→ Task prompt: Find each line holding "الخدمة" and copy it out.

→ Input:

◇ ◇ ◇ ◇ ◇ ◇ ◇

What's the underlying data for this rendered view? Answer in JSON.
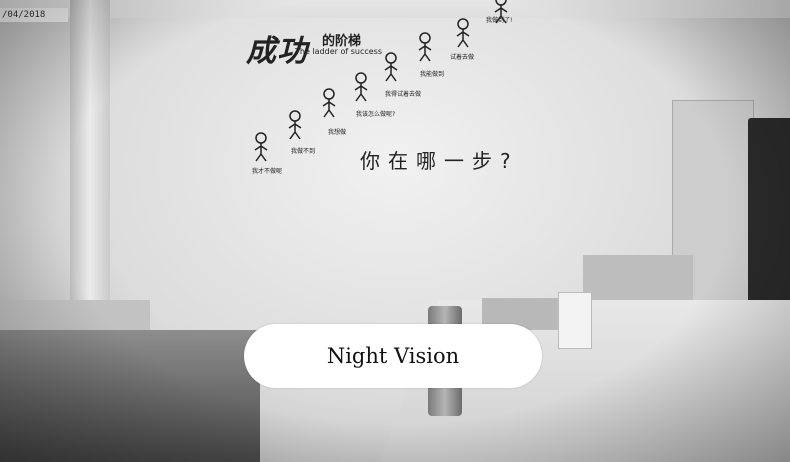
{
  "timestamp": "/04/2018",
  "wall": {
    "title_cn": "成功",
    "title_cn_small": "的阶梯",
    "title_en": "The ladder of success",
    "question": "你在哪一步?",
    "steps": [
      "我才不做呢",
      "我做不到",
      "我想做",
      "我该怎么做呢?",
      "我得试着去做",
      "我能做到",
      "试着去做",
      "我做到了!"
    ]
  },
  "overlay_label": "Night Vision",
  "colors": {
    "pill": "#ffffff",
    "wall": "#e6e6e6"
  }
}
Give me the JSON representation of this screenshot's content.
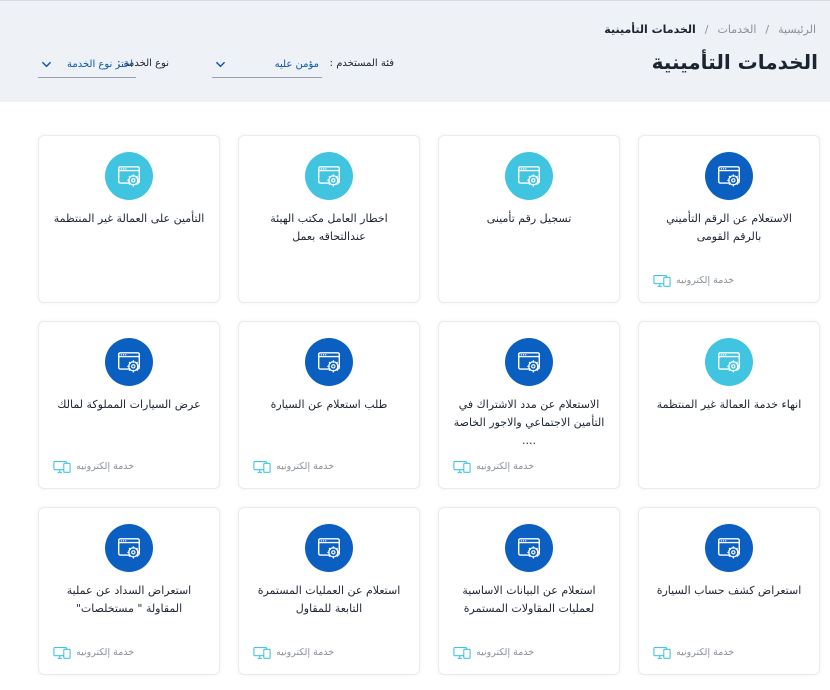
{
  "breadcrumb": [
    "الرئيسية",
    "الخدمات",
    "الخدمات التأمينية"
  ],
  "breadcrumb_separator": "/",
  "page_title": "الخدمات التأمينية",
  "filters": {
    "user_category": {
      "label": "فئة المستخدم :",
      "value": "مؤمن عليه"
    },
    "service_type": {
      "label": "نوع الخدمة :",
      "value": "اختر نوع الخدمة"
    }
  },
  "colors": {
    "dark_icon": "#0a5fc1",
    "light_icon": "#41c4e0",
    "accent": "#0a57b5"
  },
  "cards": [
    {
      "title": "الاستعلام عن الرقم التأميني بالرقم القومى",
      "icon": "browser-gear-icon",
      "icon_style": "dark",
      "footer": "خدمة إلكترونيه"
    },
    {
      "title": "تسجيل رقم تأمينى",
      "icon": "browser-gear-icon",
      "icon_style": "light",
      "footer": ""
    },
    {
      "title": "اخطار العامل مكتب الهيئة عندالتحاقه بعمل",
      "icon": "browser-gear-icon",
      "icon_style": "light",
      "footer": ""
    },
    {
      "title": "التأمين على العمالة غير المنتظمة",
      "icon": "browser-gear-icon",
      "icon_style": "light",
      "footer": ""
    },
    {
      "title": "انهاء خدمة العمالة غير المنتظمة",
      "icon": "browser-gear-icon",
      "icon_style": "light",
      "footer": ""
    },
    {
      "title": "الاستعلام عن مدد الاشتراك في التأمين الاجتماعي والاجور الخاصة ....",
      "icon": "browser-gear-icon",
      "icon_style": "dark",
      "footer": "خدمة إلكترونيه"
    },
    {
      "title": "طلب استعلام عن السيارة",
      "icon": "browser-gear-icon",
      "icon_style": "dark",
      "footer": "خدمة إلكترونيه"
    },
    {
      "title": "عرض السيارات المملوكة لمالك",
      "icon": "browser-gear-icon",
      "icon_style": "dark",
      "footer": "خدمة إلكترونيه"
    },
    {
      "title": "استعراض كشف حساب السيارة",
      "icon": "browser-gear-icon",
      "icon_style": "dark",
      "footer": "خدمة إلكترونيه"
    },
    {
      "title": "استعلام عن البيانات الاساسية لعمليات المقاولات المستمرة",
      "icon": "browser-gear-icon",
      "icon_style": "dark",
      "footer": "خدمة إلكترونيه"
    },
    {
      "title": "استعلام عن العمليات المستمرة التابعة للمقاول",
      "icon": "browser-gear-icon",
      "icon_style": "dark",
      "footer": "خدمة إلكترونيه"
    },
    {
      "title": "استعراض السداد عن عملية المقاولة \" مستخلصات\"",
      "icon": "browser-gear-icon",
      "icon_style": "dark",
      "footer": "خدمة إلكترونيه"
    }
  ]
}
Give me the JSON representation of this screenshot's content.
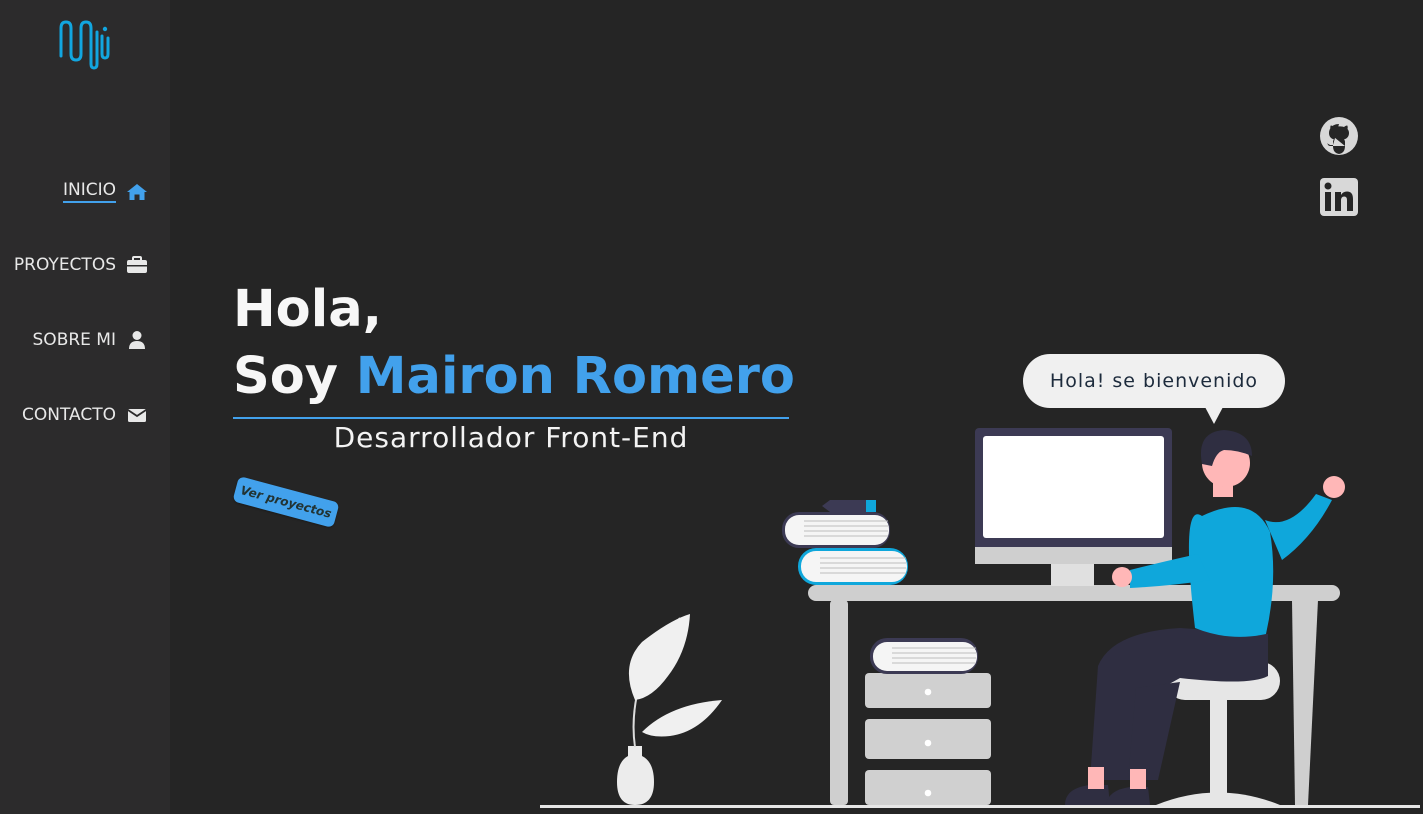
{
  "sidebar": {
    "logo_name": "mr-wave-logo",
    "items": [
      {
        "label": "INICIO",
        "icon": "home-icon",
        "active": true
      },
      {
        "label": "PROYECTOS",
        "icon": "briefcase-icon",
        "active": false
      },
      {
        "label": "SOBRE MI",
        "icon": "user-icon",
        "active": false
      },
      {
        "label": "CONTACTO",
        "icon": "envelope-icon",
        "active": false
      }
    ]
  },
  "social": [
    {
      "icon": "github-icon"
    },
    {
      "icon": "linkedin-icon"
    }
  ],
  "hero": {
    "greeting": "Hola,",
    "intro": "Soy ",
    "name": "Mairon Romero",
    "role": "Desarrollador Front-End",
    "cta_label": "Ver proyectos"
  },
  "speech_bubble": "Hola! se bienvenido",
  "colors": {
    "accent": "#42a1ec",
    "background": "#252525",
    "sidebar": "#2c2b2c",
    "person_shirt": "#0fa7db"
  }
}
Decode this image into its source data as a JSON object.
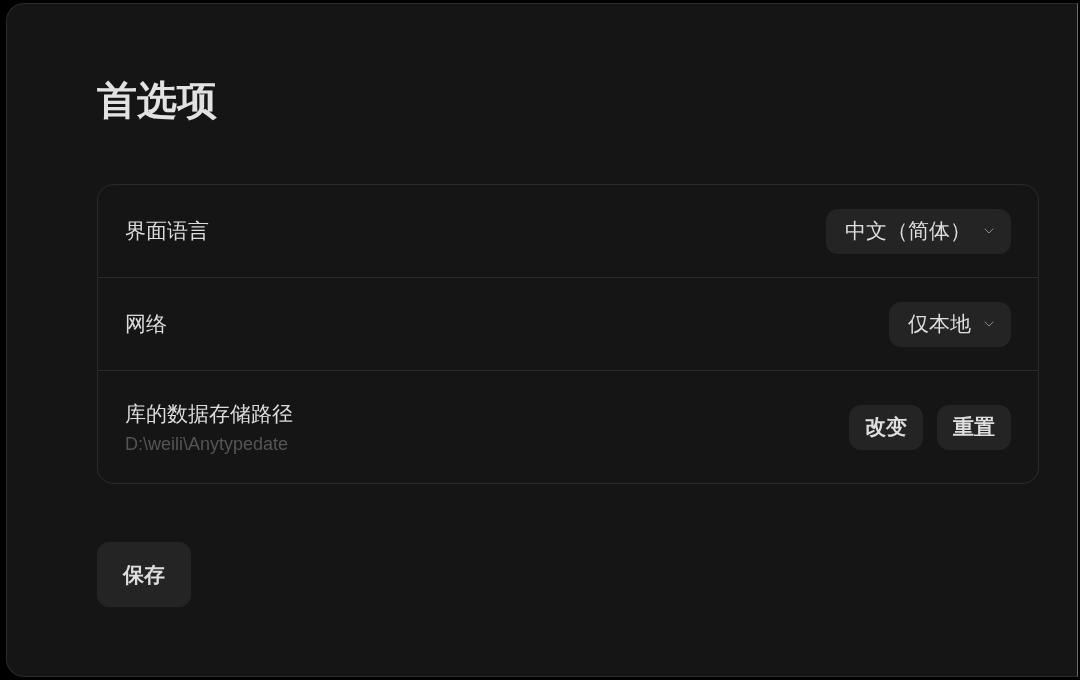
{
  "title": "首选项",
  "settings": [
    {
      "kind": "dropdown",
      "label": "界面语言",
      "value": "中文（简体）"
    },
    {
      "kind": "dropdown",
      "label": "网络",
      "value": "仅本地"
    },
    {
      "kind": "actions",
      "label": "库的数据存储路径",
      "path": "D:\\weili\\Anytypedate",
      "buttons": [
        "改变",
        "重置"
      ]
    }
  ],
  "save_button": "保存"
}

◇ ◇ ◇ ◇ ◇ ◇ ◇

→ Exercise answer:
      "label": "نوع الخدمة :",
      "value": "اختر نوع الخدمة"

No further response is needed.